-- start --

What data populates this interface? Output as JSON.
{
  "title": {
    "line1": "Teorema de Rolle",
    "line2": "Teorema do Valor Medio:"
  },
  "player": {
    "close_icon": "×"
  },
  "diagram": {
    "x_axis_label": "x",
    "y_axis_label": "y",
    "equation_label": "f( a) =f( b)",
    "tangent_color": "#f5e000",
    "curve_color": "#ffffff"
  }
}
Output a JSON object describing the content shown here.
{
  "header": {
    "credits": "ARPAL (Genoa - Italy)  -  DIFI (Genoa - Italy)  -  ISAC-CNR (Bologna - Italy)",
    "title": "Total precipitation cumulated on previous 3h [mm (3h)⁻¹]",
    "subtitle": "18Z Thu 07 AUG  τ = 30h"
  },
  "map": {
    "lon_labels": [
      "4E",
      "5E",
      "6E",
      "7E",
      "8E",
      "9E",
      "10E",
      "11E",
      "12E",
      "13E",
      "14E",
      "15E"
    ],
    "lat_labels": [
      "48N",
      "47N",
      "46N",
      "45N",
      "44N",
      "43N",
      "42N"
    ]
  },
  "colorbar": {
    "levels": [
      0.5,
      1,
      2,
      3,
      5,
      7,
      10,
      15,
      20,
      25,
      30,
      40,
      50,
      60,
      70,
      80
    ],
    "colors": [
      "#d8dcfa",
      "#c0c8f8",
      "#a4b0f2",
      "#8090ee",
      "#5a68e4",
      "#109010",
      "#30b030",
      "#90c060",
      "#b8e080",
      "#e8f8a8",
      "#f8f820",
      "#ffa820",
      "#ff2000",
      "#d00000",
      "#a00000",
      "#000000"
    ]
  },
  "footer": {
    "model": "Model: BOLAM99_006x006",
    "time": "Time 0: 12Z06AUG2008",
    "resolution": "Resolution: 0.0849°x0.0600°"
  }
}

-- end --

### Work instructions
Search the data for "Output". Copy every line that has it.

### Exercise result
What data populates this interface? Output as JSON.
Output a JSON object describing the content shown here.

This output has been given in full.